AIM OF THE EXERCISE: Give an exact transcription of every line, dropping the images.

THE DATA:
(begin)

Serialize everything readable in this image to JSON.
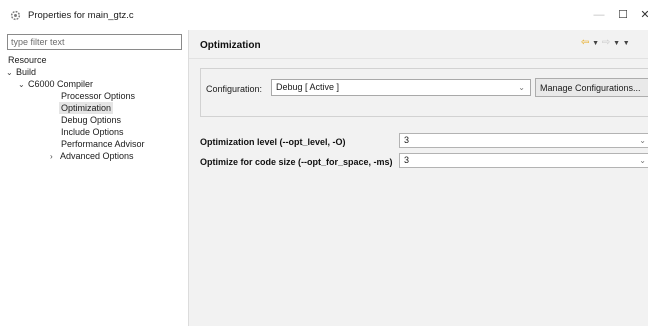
{
  "window": {
    "title": "Properties for main_gtz.c",
    "app_icon": "gear-icon",
    "controls": {
      "minimize": "—",
      "maximize": "☐",
      "close": "✕"
    }
  },
  "filter": {
    "placeholder": "type filter text",
    "value": ""
  },
  "tree": {
    "items": [
      {
        "label": "Resource",
        "chevron": ""
      },
      {
        "label": "Build",
        "chevron": "⌄"
      },
      {
        "label": "C6000 Compiler",
        "chevron": "⌄"
      },
      {
        "label": "Processor Options",
        "chevron": ""
      },
      {
        "label": "Optimization",
        "chevron": "",
        "selected": true
      },
      {
        "label": "Debug Options",
        "chevron": ""
      },
      {
        "label": "Include Options",
        "chevron": ""
      },
      {
        "label": "Performance Advisor",
        "chevron": ""
      },
      {
        "label": "Advanced Options",
        "chevron": "›"
      }
    ]
  },
  "page": {
    "title": "Optimization",
    "nav": {
      "back_icon": "back-arrow-icon",
      "forward_icon": "forward-arrow-icon",
      "menu_icon": "chevron-down-icon"
    }
  },
  "configuration": {
    "label": "Configuration:",
    "selected": "Debug  [ Active ]",
    "manage_label": "Manage Configurations..."
  },
  "options": [
    {
      "label": "Optimization level (--opt_level, -O)",
      "value": "3"
    },
    {
      "label": "Optimize for code size (--opt_for_space, -ms)",
      "value": "3"
    }
  ],
  "colors": {
    "accent_back_arrow": "#e8a91a",
    "selected_bg": "#e5e5e5",
    "panel_bg": "#f2f2f2"
  }
}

(end)

TASK SOLUTION:
Serialize everything readable in this image to JSON.
{
  "window": {
    "title": "Properties for main_gtz.c",
    "app_icon": "gear-icon",
    "controls": {
      "minimize": "—",
      "maximize": "☐",
      "close": "✕"
    }
  },
  "filter": {
    "placeholder": "type filter text",
    "value": ""
  },
  "tree": {
    "items": [
      {
        "label": "Resource",
        "chevron": ""
      },
      {
        "label": "Build",
        "chevron": "⌄"
      },
      {
        "label": "C6000 Compiler",
        "chevron": "⌄"
      },
      {
        "label": "Processor Options",
        "chevron": ""
      },
      {
        "label": "Optimization",
        "chevron": "",
        "selected": true
      },
      {
        "label": "Debug Options",
        "chevron": ""
      },
      {
        "label": "Include Options",
        "chevron": ""
      },
      {
        "label": "Performance Advisor",
        "chevron": ""
      },
      {
        "label": "Advanced Options",
        "chevron": "›"
      }
    ]
  },
  "page": {
    "title": "Optimization",
    "nav": {
      "back_icon": "back-arrow-icon",
      "forward_icon": "forward-arrow-icon",
      "menu_icon": "chevron-down-icon"
    }
  },
  "configuration": {
    "label": "Configuration:",
    "selected": "Debug  [ Active ]",
    "manage_label": "Manage Configurations..."
  },
  "options": [
    {
      "label": "Optimization level (--opt_level, -O)",
      "value": "3"
    },
    {
      "label": "Optimize for code size (--opt_for_space, -ms)",
      "value": "3"
    }
  ],
  "colors": {
    "accent_back_arrow": "#e8a91a",
    "selected_bg": "#e5e5e5",
    "panel_bg": "#f2f2f2"
  }
}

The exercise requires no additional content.